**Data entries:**
▼

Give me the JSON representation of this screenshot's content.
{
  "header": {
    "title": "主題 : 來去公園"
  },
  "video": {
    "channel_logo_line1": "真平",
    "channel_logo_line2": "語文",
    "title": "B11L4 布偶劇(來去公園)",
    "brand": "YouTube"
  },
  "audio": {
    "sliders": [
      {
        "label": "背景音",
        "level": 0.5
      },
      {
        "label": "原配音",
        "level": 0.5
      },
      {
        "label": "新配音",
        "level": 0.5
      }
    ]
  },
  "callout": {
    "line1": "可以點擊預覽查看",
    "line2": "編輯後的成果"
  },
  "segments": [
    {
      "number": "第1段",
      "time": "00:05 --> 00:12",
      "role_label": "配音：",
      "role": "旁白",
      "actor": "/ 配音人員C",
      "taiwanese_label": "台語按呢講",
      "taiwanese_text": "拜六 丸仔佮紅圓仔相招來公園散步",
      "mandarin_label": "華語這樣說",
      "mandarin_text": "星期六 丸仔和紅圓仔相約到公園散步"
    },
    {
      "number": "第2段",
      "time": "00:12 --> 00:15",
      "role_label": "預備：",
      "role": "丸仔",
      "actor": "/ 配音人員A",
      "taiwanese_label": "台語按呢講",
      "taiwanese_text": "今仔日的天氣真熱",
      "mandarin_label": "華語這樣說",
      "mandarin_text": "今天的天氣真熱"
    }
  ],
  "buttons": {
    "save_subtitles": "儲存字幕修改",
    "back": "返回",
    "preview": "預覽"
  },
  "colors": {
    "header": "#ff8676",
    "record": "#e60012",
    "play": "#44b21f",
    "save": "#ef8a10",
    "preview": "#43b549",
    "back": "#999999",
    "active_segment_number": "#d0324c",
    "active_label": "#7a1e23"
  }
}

▲

**To be done:**
Reproduce the records in full, exactly as written.

**Complete answer:**
Give me the JSON representation of this screenshot's content.
{
  "header": {
    "title": "主題 : 來去公園"
  },
  "video": {
    "channel_logo_line1": "真平",
    "channel_logo_line2": "語文",
    "title": "B11L4 布偶劇(來去公園)",
    "brand": "YouTube"
  },
  "audio": {
    "sliders": [
      {
        "label": "背景音",
        "level": 0.5
      },
      {
        "label": "原配音",
        "level": 0.5
      },
      {
        "label": "新配音",
        "level": 0.5
      }
    ]
  },
  "callout": {
    "line1": "可以點擊預覽查看",
    "line2": "編輯後的成果"
  },
  "segments": [
    {
      "number": "第1段",
      "time": "00:05 --> 00:12",
      "role_label": "配音：",
      "role": "旁白",
      "actor": "/ 配音人員C",
      "taiwanese_label": "台語按呢講",
      "taiwanese_text": "拜六 丸仔佮紅圓仔相招來公園散步",
      "mandarin_label": "華語這樣說",
      "mandarin_text": "星期六 丸仔和紅圓仔相約到公園散步"
    },
    {
      "number": "第2段",
      "time": "00:12 --> 00:15",
      "role_label": "預備：",
      "role": "丸仔",
      "actor": "/ 配音人員A",
      "taiwanese_label": "台語按呢講",
      "taiwanese_text": "今仔日的天氣真熱",
      "mandarin_label": "華語這樣說",
      "mandarin_text": "今天的天氣真熱"
    }
  ],
  "buttons": {
    "save_subtitles": "儲存字幕修改",
    "back": "返回",
    "preview": "預覽"
  },
  "colors": {
    "header": "#ff8676",
    "record": "#e60012",
    "play": "#44b21f",
    "save": "#ef8a10",
    "preview": "#43b549",
    "back": "#999999",
    "active_segment_number": "#d0324c",
    "active_label": "#7a1e23"
  }
}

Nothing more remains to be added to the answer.